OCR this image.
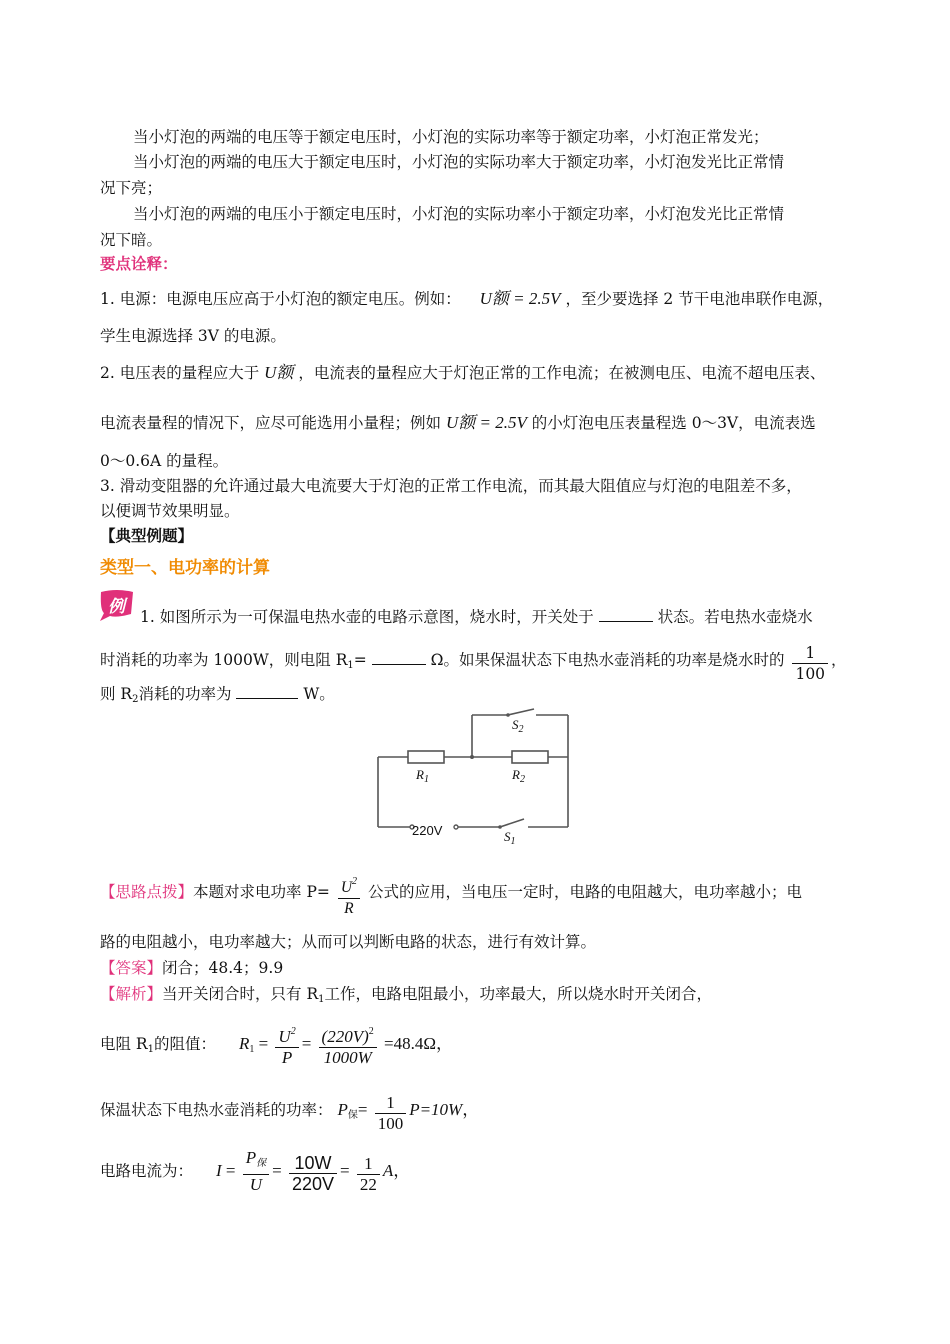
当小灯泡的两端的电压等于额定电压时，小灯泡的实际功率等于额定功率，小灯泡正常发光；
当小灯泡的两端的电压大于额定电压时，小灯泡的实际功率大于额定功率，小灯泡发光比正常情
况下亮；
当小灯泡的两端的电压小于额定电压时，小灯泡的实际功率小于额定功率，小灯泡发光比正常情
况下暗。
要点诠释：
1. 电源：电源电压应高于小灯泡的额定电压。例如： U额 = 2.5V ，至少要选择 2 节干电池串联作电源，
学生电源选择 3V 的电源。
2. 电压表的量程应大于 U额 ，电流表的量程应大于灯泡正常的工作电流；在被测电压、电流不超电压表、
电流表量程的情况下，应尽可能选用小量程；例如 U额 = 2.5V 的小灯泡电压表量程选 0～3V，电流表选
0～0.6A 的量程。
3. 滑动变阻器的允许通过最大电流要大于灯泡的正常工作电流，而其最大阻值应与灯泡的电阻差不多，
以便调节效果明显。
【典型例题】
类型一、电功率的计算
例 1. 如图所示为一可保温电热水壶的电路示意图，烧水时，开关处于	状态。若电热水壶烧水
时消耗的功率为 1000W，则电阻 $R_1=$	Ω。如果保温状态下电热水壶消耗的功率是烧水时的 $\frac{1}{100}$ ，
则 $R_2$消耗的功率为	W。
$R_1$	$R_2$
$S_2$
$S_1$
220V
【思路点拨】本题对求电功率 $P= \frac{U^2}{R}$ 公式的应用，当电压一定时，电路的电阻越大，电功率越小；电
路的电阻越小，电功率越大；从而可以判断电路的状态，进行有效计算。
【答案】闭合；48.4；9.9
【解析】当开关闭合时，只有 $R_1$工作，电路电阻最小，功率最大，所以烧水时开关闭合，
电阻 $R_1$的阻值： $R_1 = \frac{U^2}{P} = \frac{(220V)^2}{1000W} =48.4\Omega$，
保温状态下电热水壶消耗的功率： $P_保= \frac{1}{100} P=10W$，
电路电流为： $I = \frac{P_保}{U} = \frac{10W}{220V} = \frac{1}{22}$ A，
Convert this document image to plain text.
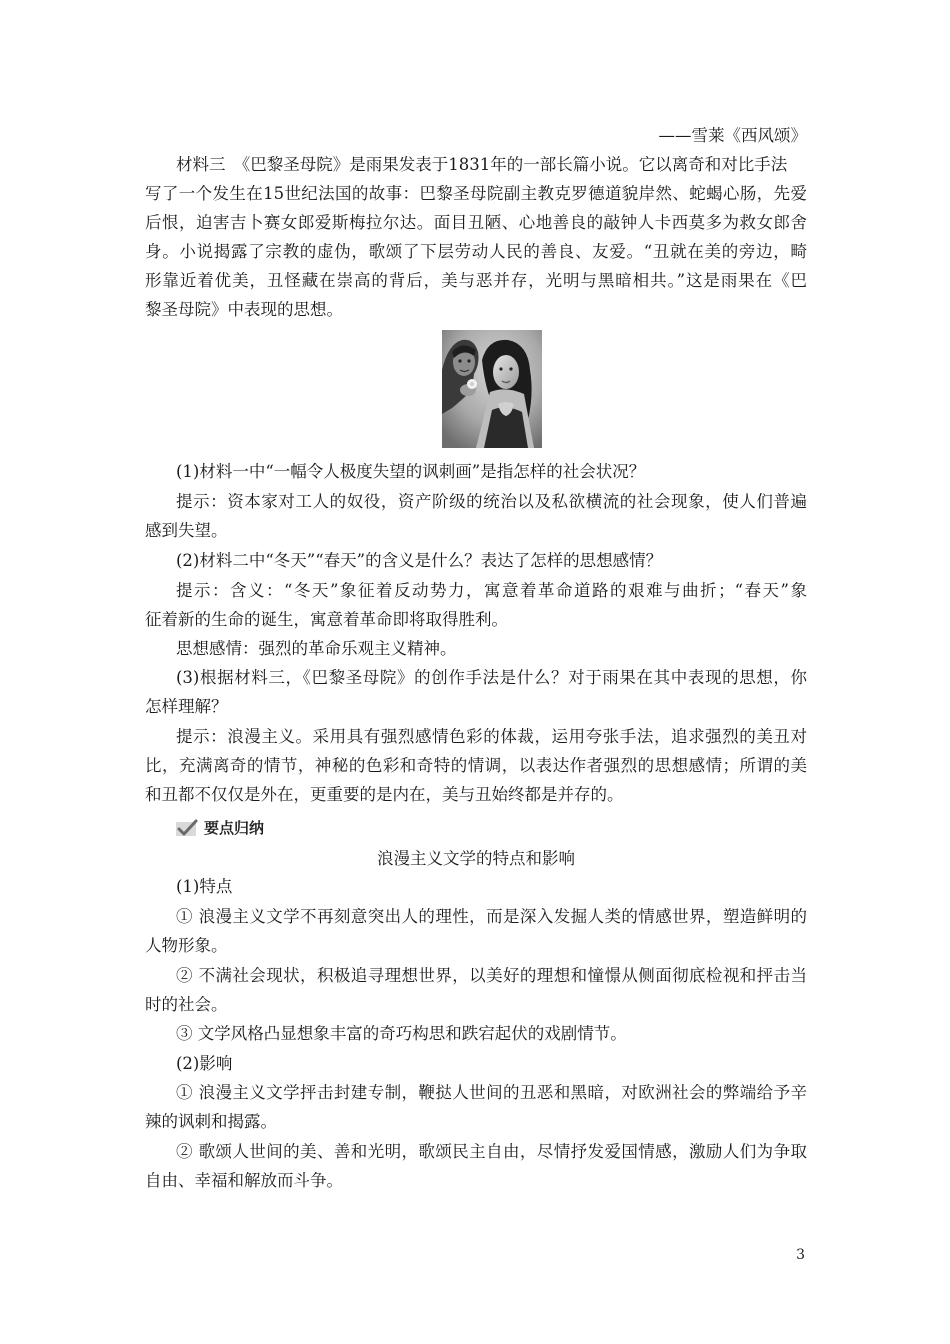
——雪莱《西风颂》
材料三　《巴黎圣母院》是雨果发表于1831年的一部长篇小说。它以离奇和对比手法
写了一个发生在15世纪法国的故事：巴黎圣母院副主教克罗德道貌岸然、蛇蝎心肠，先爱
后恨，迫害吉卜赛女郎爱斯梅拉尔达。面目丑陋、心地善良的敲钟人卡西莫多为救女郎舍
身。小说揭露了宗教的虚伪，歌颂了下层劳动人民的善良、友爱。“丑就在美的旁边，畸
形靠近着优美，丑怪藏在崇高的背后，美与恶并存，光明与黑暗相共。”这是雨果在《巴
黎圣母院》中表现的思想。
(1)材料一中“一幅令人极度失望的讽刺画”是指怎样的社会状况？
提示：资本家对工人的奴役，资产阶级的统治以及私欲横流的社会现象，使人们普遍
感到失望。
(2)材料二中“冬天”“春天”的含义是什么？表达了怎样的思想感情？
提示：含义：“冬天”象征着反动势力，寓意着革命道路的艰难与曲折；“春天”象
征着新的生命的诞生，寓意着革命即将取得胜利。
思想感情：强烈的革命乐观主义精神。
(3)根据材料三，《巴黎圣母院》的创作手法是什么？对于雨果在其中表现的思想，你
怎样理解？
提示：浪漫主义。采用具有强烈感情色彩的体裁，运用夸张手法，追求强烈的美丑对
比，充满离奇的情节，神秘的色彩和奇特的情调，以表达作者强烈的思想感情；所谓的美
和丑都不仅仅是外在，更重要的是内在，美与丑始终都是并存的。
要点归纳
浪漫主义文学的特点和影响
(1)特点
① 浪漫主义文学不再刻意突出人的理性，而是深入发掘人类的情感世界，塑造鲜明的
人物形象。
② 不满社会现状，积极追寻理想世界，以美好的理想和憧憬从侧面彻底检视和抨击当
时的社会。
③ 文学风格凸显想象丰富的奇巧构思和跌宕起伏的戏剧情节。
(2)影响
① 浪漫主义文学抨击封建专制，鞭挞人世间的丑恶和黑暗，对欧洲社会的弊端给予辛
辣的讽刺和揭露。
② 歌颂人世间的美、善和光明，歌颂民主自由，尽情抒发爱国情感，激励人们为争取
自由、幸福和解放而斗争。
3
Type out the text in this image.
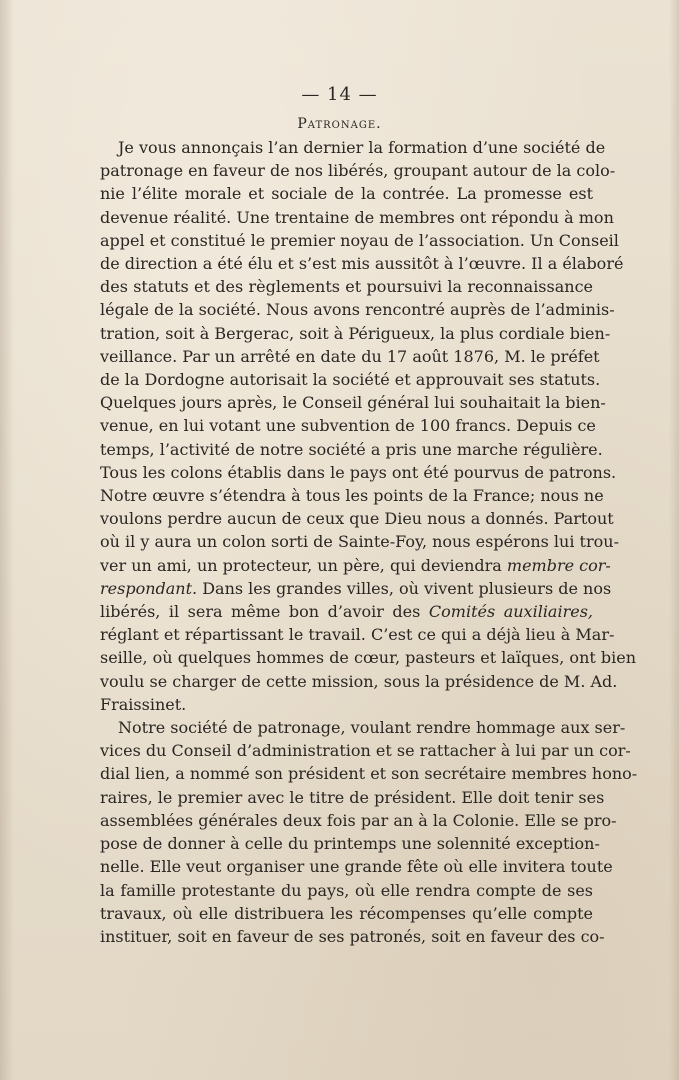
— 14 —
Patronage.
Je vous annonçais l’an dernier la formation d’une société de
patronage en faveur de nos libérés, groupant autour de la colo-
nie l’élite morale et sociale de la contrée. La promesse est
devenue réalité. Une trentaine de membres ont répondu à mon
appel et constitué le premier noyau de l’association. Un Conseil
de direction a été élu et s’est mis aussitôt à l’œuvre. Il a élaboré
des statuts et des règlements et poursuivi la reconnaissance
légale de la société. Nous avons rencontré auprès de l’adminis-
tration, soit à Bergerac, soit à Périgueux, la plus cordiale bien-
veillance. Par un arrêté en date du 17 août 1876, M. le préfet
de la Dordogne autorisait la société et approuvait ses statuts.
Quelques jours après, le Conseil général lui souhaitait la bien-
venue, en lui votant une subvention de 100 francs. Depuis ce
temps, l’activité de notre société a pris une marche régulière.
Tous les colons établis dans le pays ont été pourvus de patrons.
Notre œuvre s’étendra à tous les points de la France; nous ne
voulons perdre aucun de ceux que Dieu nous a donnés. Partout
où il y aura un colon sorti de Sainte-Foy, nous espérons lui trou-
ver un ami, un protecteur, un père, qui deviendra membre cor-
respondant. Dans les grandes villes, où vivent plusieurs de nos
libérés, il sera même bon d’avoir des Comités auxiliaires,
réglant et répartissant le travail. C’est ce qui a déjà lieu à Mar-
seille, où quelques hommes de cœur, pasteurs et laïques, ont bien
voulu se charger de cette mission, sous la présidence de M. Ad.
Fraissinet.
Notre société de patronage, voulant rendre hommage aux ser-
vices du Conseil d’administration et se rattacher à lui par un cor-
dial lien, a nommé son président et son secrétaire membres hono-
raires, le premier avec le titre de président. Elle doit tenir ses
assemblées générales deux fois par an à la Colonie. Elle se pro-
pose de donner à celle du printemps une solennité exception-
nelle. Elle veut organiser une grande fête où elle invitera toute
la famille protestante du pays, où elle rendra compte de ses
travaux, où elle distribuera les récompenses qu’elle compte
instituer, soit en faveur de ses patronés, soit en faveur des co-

+ + + + + + +

WHAT YOU SHOULD DO
Leave out the pictures and output the rest of the material exactly as written.

RESPONSE TO THE EXERCISE
OCR this image.
当小灯泡的两端的电压等于额定电压时，小灯泡的实际功率等于额定功率，小灯泡正常发光；
当小灯泡的两端的电压大于额定电压时，小灯泡的实际功率大于额定功率，小灯泡发光比正常情
况下亮；
当小灯泡的两端的电压小于额定电压时，小灯泡的实际功率小于额定功率，小灯泡发光比正常情
况下暗。
要点诠释：
1. 电源：电源电压应高于小灯泡的额定电压。例如： U额 = 2.5V ，至少要选择 2 节干电池串联作电源，
学生电源选择 3V 的电源。
2. 电压表的量程应大于 U额 ，电流表的量程应大于灯泡正常的工作电流；在被测电压、电流不超电压表、
电流表量程的情况下，应尽可能选用小量程；例如 U额 = 2.5V 的小灯泡电压表量程选 0～3V，电流表选
0～0.6A 的量程。
3. 滑动变阻器的允许通过最大电流要大于灯泡的正常工作电流，而其最大阻值应与灯泡的电阻差不多，
以便调节效果明显。
【典型例题】
类型一、电功率的计算
例 1. 如图所示为一可保温电热水壶的电路示意图，烧水时，开关处于	状态。若电热水壶烧水
时消耗的功率为 1000W，则电阻 $R_1=$	Ω。如果保温状态下电热水壶消耗的功率是烧水时的 $\frac{1}{100}$ ，
则 $R_2$消耗的功率为	W。
$R_1$	$R_2$
$S_2$
$S_1$
220V
【思路点拨】本题对求电功率 $P= \frac{U^2}{R}$ 公式的应用，当电压一定时，电路的电阻越大，电功率越小；电
路的电阻越小，电功率越大；从而可以判断电路的状态，进行有效计算。
【答案】闭合；48.4；9.9
【解析】当开关闭合时，只有 $R_1$工作，电路电阻最小，功率最大，所以烧水时开关闭合，
电阻 $R_1$的阻值： $R_1 = \frac{U^2}{P} = \frac{(220V)^2}{1000W} =48.4\Omega$，
保温状态下电热水壶消耗的功率： $P_保= \frac{1}{100} P=10W$，
电路电流为： $I = \frac{P_保}{U} = \frac{10W}{220V} = \frac{1}{22}$ A，
Convert this document image to plain text.
——雪莱《西风颂》
材料三　《巴黎圣母院》是雨果发表于1831年的一部长篇小说。它以离奇和对比手法
写了一个发生在15世纪法国的故事：巴黎圣母院副主教克罗德道貌岸然、蛇蝎心肠，先爱
后恨，迫害吉卜赛女郎爱斯梅拉尔达。面目丑陋、心地善良的敲钟人卡西莫多为救女郎舍
身。小说揭露了宗教的虚伪，歌颂了下层劳动人民的善良、友爱。“丑就在美的旁边，畸
形靠近着优美，丑怪藏在崇高的背后，美与恶并存，光明与黑暗相共。”这是雨果在《巴
黎圣母院》中表现的思想。
(1)材料一中“一幅令人极度失望的讽刺画”是指怎样的社会状况？
提示：资本家对工人的奴役，资产阶级的统治以及私欲横流的社会现象，使人们普遍
感到失望。
(2)材料二中“冬天”“春天”的含义是什么？表达了怎样的思想感情？
提示：含义：“冬天”象征着反动势力，寓意着革命道路的艰难与曲折；“春天”象
征着新的生命的诞生，寓意着革命即将取得胜利。
思想感情：强烈的革命乐观主义精神。
(3)根据材料三，《巴黎圣母院》的创作手法是什么？对于雨果在其中表现的思想，你
怎样理解？
提示：浪漫主义。采用具有强烈感情色彩的体裁，运用夸张手法，追求强烈的美丑对
比，充满离奇的情节，神秘的色彩和奇特的情调，以表达作者强烈的思想感情；所谓的美
和丑都不仅仅是外在，更重要的是内在，美与丑始终都是并存的。
要点归纳
浪漫主义文学的特点和影响
(1)特点
① 浪漫主义文学不再刻意突出人的理性，而是深入发掘人类的情感世界，塑造鲜明的
人物形象。
② 不满社会现状，积极追寻理想世界，以美好的理想和憧憬从侧面彻底检视和抨击当
时的社会。
③ 文学风格凸显想象丰富的奇巧构思和跌宕起伏的戏剧情节。
(2)影响
① 浪漫主义文学抨击封建专制，鞭挞人世间的丑恶和黑暗，对欧洲社会的弊端给予辛
辣的讽刺和揭露。
② 歌颂人世间的美、善和光明，歌颂民主自由，尽情抒发爱国情感，激励人们为争取
自由、幸福和解放而斗争。
3
Type out the text in this image.
— 14 —
Patronage.
Je vous annonçais l’an dernier la formation d’une société de
patronage en faveur de nos libérés, groupant autour de la colo-
nie l’élite morale et sociale de la contrée. La promesse est
devenue réalité. Une trentaine de membres ont répondu à mon
appel et constitué le premier noyau de l’association. Un Conseil
de direction a été élu et s’est mis aussitôt à l’œuvre. Il a élaboré
des statuts et des règlements et poursuivi la reconnaissance
légale de la société. Nous avons rencontré auprès de l’adminis-
tration, soit à Bergerac, soit à Périgueux, la plus cordiale bien-
veillance. Par un arrêté en date du 17 août 1876, M. le préfet
de la Dordogne autorisait la société et approuvait ses statuts.
Quelques jours après, le Conseil général lui souhaitait la bien-
venue, en lui votant une subvention de 100 francs. Depuis ce
temps, l’activité de notre société a pris une marche régulière.
Tous les colons établis dans le pays ont été pourvus de patrons.
Notre œuvre s’étendra à tous les points de la France; nous ne
voulons perdre aucun de ceux que Dieu nous a donnés. Partout
où il y aura un colon sorti de Sainte-Foy, nous espérons lui trou-
ver un ami, un protecteur, un père, qui deviendra membre cor-
respondant. Dans les grandes villes, où vivent plusieurs de nos
libérés, il sera même bon d’avoir des Comités auxiliaires,
réglant et répartissant le travail. C’est ce qui a déjà lieu à Mar-
seille, où quelques hommes de cœur, pasteurs et laïques, ont bien
voulu se charger de cette mission, sous la présidence de M. Ad.
Fraissinet.
Notre société de patronage, voulant rendre hommage aux ser-
vices du Conseil d’administration et se rattacher à lui par un cor-
dial lien, a nommé son président et son secrétaire membres hono-
raires, le premier avec le titre de président. Elle doit tenir ses
assemblées générales deux fois par an à la Colonie. Elle se pro-
pose de donner à celle du printemps une solennité exception-
nelle. Elle veut organiser une grande fête où elle invitera toute
la famille protestante du pays, où elle rendra compte de ses
travaux, où elle distribuera les récompenses qu’elle compte
instituer, soit en faveur de ses patronés, soit en faveur des co-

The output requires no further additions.